→ Exercise: What is the number of lines in the data that hold the string "Article"? Reply with that number only.

------ Information shown

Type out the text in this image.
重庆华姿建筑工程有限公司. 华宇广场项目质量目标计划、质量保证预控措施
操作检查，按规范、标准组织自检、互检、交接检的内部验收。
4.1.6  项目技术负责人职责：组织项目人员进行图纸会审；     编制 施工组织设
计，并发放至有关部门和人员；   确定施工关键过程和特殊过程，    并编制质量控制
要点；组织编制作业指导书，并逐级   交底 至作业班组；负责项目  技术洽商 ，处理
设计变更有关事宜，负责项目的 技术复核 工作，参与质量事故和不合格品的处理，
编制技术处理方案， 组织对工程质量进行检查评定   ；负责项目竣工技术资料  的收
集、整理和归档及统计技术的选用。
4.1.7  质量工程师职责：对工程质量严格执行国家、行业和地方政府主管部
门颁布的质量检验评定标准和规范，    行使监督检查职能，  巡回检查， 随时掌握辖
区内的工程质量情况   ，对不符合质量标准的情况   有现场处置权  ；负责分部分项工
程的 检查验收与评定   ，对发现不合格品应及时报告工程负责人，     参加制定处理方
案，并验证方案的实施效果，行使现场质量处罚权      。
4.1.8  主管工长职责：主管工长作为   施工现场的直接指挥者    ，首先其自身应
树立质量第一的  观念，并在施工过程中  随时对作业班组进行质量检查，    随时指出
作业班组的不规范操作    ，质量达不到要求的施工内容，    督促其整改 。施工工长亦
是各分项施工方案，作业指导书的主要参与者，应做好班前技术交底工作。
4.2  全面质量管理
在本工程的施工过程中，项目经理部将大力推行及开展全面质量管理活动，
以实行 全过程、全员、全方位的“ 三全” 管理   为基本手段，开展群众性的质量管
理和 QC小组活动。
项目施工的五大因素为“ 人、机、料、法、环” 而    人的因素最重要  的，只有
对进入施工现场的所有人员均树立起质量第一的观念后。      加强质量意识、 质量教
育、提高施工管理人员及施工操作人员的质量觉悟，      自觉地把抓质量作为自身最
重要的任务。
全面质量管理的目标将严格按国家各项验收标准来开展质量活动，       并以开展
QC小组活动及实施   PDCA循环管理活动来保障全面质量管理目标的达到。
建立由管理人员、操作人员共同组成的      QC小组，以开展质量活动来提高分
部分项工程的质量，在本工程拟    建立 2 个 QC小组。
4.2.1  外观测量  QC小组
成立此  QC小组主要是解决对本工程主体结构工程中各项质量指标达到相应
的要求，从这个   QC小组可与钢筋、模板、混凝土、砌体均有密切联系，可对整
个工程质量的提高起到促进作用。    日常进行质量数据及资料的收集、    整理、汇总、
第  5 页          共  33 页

------------
------ Information shown

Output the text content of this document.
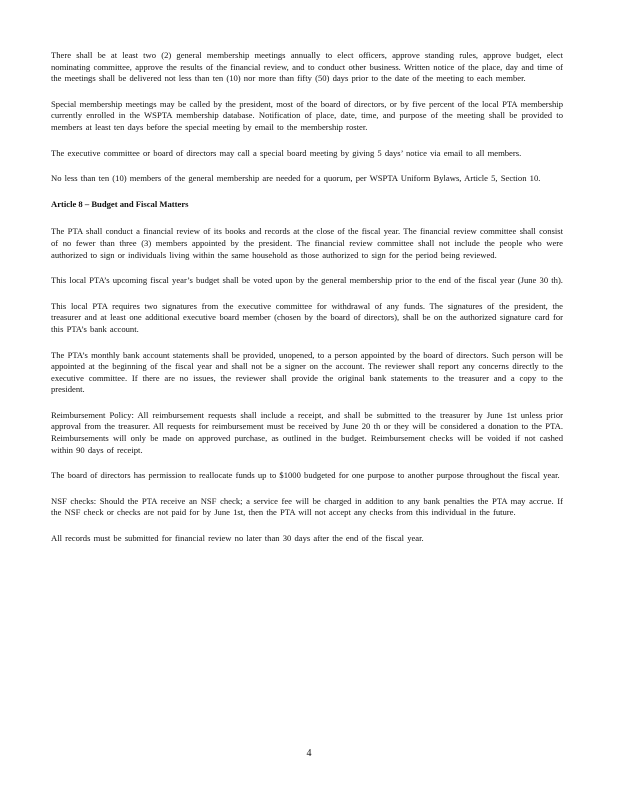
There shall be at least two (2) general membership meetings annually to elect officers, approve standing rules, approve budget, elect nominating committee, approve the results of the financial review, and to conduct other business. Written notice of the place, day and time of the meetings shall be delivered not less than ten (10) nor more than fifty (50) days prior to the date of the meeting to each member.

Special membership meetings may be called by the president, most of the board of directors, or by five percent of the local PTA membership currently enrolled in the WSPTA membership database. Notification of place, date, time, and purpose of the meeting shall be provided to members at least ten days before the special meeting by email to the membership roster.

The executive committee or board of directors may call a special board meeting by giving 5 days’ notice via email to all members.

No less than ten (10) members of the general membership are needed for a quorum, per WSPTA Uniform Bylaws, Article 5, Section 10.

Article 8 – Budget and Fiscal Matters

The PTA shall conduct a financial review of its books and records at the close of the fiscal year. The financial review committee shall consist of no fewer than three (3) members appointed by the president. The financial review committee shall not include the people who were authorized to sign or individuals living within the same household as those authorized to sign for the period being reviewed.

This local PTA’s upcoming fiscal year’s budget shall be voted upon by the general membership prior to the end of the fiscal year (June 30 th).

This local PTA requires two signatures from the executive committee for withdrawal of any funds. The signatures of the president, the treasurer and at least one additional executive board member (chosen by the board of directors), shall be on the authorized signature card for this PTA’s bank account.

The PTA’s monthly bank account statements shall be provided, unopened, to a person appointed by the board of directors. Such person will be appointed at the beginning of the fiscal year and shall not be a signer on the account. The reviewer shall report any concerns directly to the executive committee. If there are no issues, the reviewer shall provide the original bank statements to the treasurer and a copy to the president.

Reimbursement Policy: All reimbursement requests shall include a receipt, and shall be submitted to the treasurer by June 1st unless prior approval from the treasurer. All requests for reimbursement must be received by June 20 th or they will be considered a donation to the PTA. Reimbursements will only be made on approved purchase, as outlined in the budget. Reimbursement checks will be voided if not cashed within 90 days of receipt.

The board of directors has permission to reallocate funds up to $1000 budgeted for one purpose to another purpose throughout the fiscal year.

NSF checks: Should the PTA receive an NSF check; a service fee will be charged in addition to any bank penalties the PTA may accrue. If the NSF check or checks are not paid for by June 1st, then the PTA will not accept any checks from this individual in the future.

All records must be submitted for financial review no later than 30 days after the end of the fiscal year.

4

------------

→ Task answer: 2